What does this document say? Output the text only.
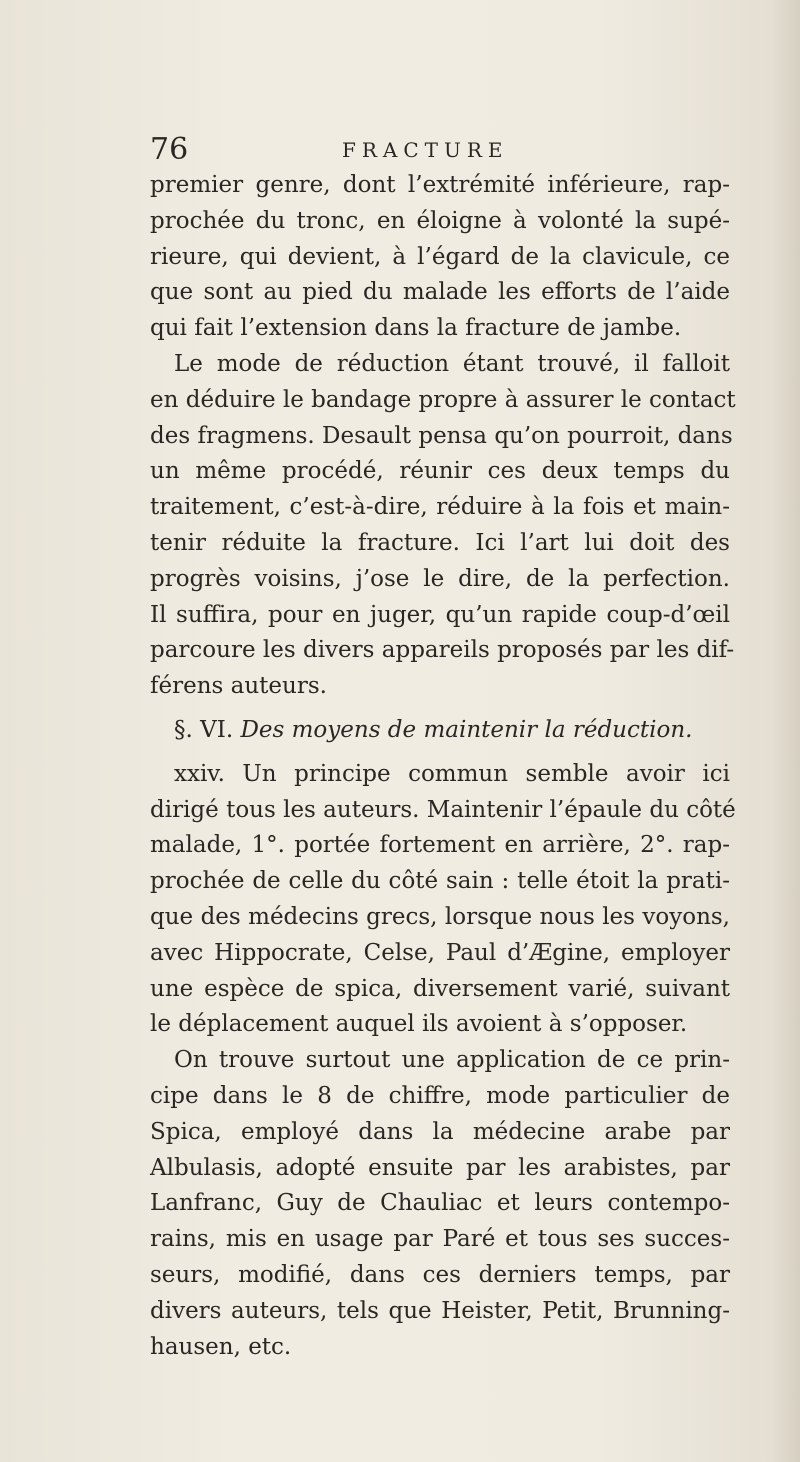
76	FRACTURE
premier genre, dont l’extrémité inférieure, rap-
prochée du tronc, en éloigne à volonté la supé-
rieure, qui devient, à l’égard de la clavicule, ce
que sont au pied du malade les efforts de l’aide
qui fait l’extension dans la fracture de jambe.
Le mode de réduction étant trouvé, il falloit
en déduire le bandage propre à assurer le contact
des fragmens. Desault pensa qu’on pourroit, dans
un même procédé, réunir ces deux temps du
traitement, c’est-à-dire, réduire à la fois et main-
tenir réduite la fracture. Ici l’art lui doit des
progrès voisins, j’ose le dire, de la perfection.
Il suffira, pour en juger, qu’un rapide coup-d’œil
parcoure les divers appareils proposés par les dif-
férens auteurs.
§. VI. Des moyens de maintenir la réduction.
xxiv. Un principe commun semble avoir ici
dirigé tous les auteurs. Maintenir l’épaule du côté
malade, 1°. portée fortement en arrière, 2°. rap-
prochée de celle du côté sain : telle étoit la prati-
que des médecins grecs, lorsque nous les voyons,
avec Hippocrate, Celse, Paul d’Ægine, employer
une espèce de spica, diversement varié, suivant
le déplacement auquel ils avoient à s’opposer.
On trouve surtout une application de ce prin-
cipe dans le 8 de chiffre, mode particulier de
Spica, employé dans la médecine arabe par
Albulasis, adopté ensuite par les arabistes, par
Lanfranc, Guy de Chauliac et leurs contempo-
rains, mis en usage par Paré et tous ses succes-
seurs, modifié, dans ces derniers temps, par
divers auteurs, tels que Heister, Petit, Brunning-
hausen, etc.
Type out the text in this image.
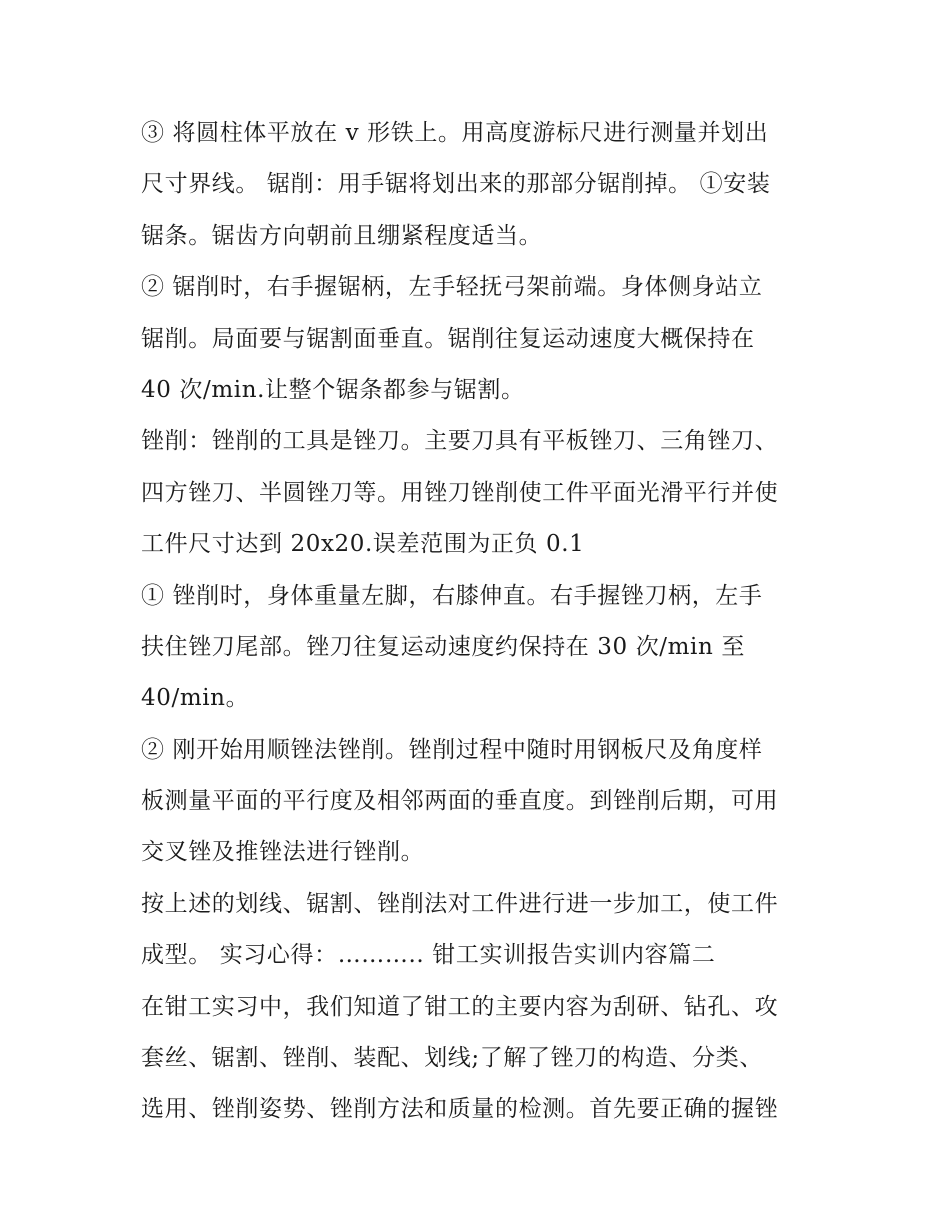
③ 将圆柱体平放在 v 形铁上。用高度游标尺进行测量并划出
尺寸界线。 锯削：用手锯将划出来的那部分锯削掉。 ①安装
锯条。锯齿方向朝前且绷紧程度适当。
② 锯削时，右手握锯柄，左手轻抚弓架前端。身体侧身站立
锯削。局面要与锯割面垂直。锯削往复运动速度大概保持在
40 次/min.让整个锯条都参与锯割。
锉削：锉削的工具是锉刀。主要刀具有平板锉刀、三角锉刀、
四方锉刀、半圆锉刀等。用锉刀锉削使工件平面光滑平行并使
工件尺寸达到 20x20.误差范围为正负 0.1
① 锉削时，身体重量左脚，右膝伸直。右手握锉刀柄，左手
扶住锉刀尾部。锉刀往复运动速度约保持在 30 次/min 至
40/min。
② 刚开始用顺锉法锉削。锉削过程中随时用钢板尺及角度样
板测量平面的平行度及相邻两面的垂直度。到锉削后期，可用
交叉锉及推锉法进行锉削。
按上述的划线、锯割、锉削法对工件进行进一步加工，使工件
成型。 实习心得：……….. 钳工实训报告实训内容篇二
在钳工实习中，我们知道了钳工的主要内容为刮研、钻孔、攻
套丝、锯割、锉削、装配、划线;了解了锉刀的构造、分类、
选用、锉削姿势、锉削方法和质量的检测。首先要正确的握锉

▸ **The problem**
Except for the pictures, copy the material above exactly.

▸ **Solution to this exercise**
What does this document say? Output the text only.
76	FRACTURE
premier genre, dont l’extrémité inférieure, rap-
prochée du tronc, en éloigne à volonté la supé-
rieure, qui devient, à l’égard de la clavicule, ce
que sont au pied du malade les efforts de l’aide
qui fait l’extension dans la fracture de jambe.
Le mode de réduction étant trouvé, il falloit
en déduire le bandage propre à assurer le contact
des fragmens. Desault pensa qu’on pourroit, dans
un même procédé, réunir ces deux temps du
traitement, c’est-à-dire, réduire à la fois et main-
tenir réduite la fracture. Ici l’art lui doit des
progrès voisins, j’ose le dire, de la perfection.
Il suffira, pour en juger, qu’un rapide coup-d’œil
parcoure les divers appareils proposés par les dif-
férens auteurs.
§. VI. Des moyens de maintenir la réduction.
xxiv. Un principe commun semble avoir ici
dirigé tous les auteurs. Maintenir l’épaule du côté
malade, 1°. portée fortement en arrière, 2°. rap-
prochée de celle du côté sain : telle étoit la prati-
que des médecins grecs, lorsque nous les voyons,
avec Hippocrate, Celse, Paul d’Ægine, employer
une espèce de spica, diversement varié, suivant
le déplacement auquel ils avoient à s’opposer.
On trouve surtout une application de ce prin-
cipe dans le 8 de chiffre, mode particulier de
Spica, employé dans la médecine arabe par
Albulasis, adopté ensuite par les arabistes, par
Lanfranc, Guy de Chauliac et leurs contempo-
rains, mis en usage par Paré et tous ses succes-
seurs, modifié, dans ces derniers temps, par
divers auteurs, tels que Heister, Petit, Brunning-
hausen, etc.
Type out the text in this image.
③ 将圆柱体平放在 v 形铁上。用高度游标尺进行测量并划出
尺寸界线。 锯削：用手锯将划出来的那部分锯削掉。 ①安装
锯条。锯齿方向朝前且绷紧程度适当。
② 锯削时，右手握锯柄，左手轻抚弓架前端。身体侧身站立
锯削。局面要与锯割面垂直。锯削往复运动速度大概保持在
40 次/min.让整个锯条都参与锯割。
锉削：锉削的工具是锉刀。主要刀具有平板锉刀、三角锉刀、
四方锉刀、半圆锉刀等。用锉刀锉削使工件平面光滑平行并使
工件尺寸达到 20x20.误差范围为正负 0.1
① 锉削时，身体重量左脚，右膝伸直。右手握锉刀柄，左手
扶住锉刀尾部。锉刀往复运动速度约保持在 30 次/min 至
40/min。
② 刚开始用顺锉法锉削。锉削过程中随时用钢板尺及角度样
板测量平面的平行度及相邻两面的垂直度。到锉削后期，可用
交叉锉及推锉法进行锉削。
按上述的划线、锯割、锉削法对工件进行进一步加工，使工件
成型。 实习心得：……….. 钳工实训报告实训内容篇二
在钳工实习中，我们知道了钳工的主要内容为刮研、钻孔、攻
套丝、锯割、锉削、装配、划线;了解了锉刀的构造、分类、
选用、锉削姿势、锉削方法和质量的检测。首先要正确的握锉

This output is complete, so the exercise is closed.